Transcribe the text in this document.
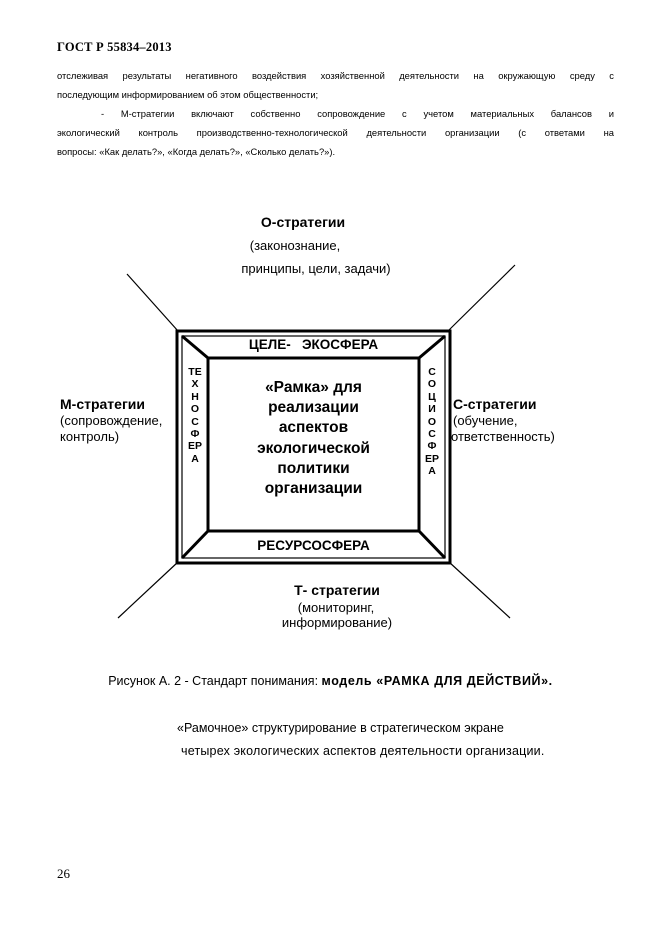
ГОСТ Р 55834–2013
отслеживая результаты негативного воздействия хозяйственной деятельности на окружающую среду с
последующим информированием об этом общественности;
- М-стратегии включают собственно сопровождение с учетом материальных балансов и
экологический контроль производственно-технологической деятельности организации (с ответами на
вопросы: «Как делать?», «Когда делать?», «Сколько делать?»).
О-стратегии
(законознание,
принципы, цели, задачи)
М-стратегии
(сопровождение,
контроль)
С-стратегии
(обучение,
ответственность)
Т- стратегии
(мониторинг,
информирование)
ЦЕЛЕ-   ЭКОСФЕРА
РЕСУРСОСФЕРА
ТЕХНОСФЕРА
СОЦИОСФЕРА
«Рамка» для
реализации
аспектов
экологической
политики
организации
Рисунок А. 2 - Стандарт понимания: модель «РАМКА ДЛЯ ДЕЙСТВИЙ».
«Рамочное» структурирование в стратегическом экране
четырех экологических аспектов деятельности организации.
26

● Aim
Transcribe the records word for word and include no pictures.

● Task answer
Transcribe the text in this document.
ГОСТ Р 55834–2013
отслеживая результаты негативного воздействия хозяйственной деятельности на окружающую среду с
последующим информированием об этом общественности;
- М-стратегии включают собственно сопровождение с учетом материальных балансов и
экологический контроль производственно-технологической деятельности организации (с ответами на
вопросы: «Как делать?», «Когда делать?», «Сколько делать?»).
О-стратегии
(законознание,
принципы, цели, задачи)
М-стратегии
(сопровождение,
контроль)
С-стратегии
(обучение,
ответственность)
Т- стратегии
(мониторинг,
информирование)
ЦЕЛЕ-   ЭКОСФЕРА
РЕСУРСОСФЕРА
ТЕХНОСФЕРА
СОЦИОСФЕРА
«Рамка» для
реализации
аспектов
экологической
политики
организации
Рисунок А. 2 - Стандарт понимания: модель «РАМКА ДЛЯ ДЕЙСТВИЙ».
«Рамочное» структурирование в стратегическом экране
четырех экологических аспектов деятельности организации.
26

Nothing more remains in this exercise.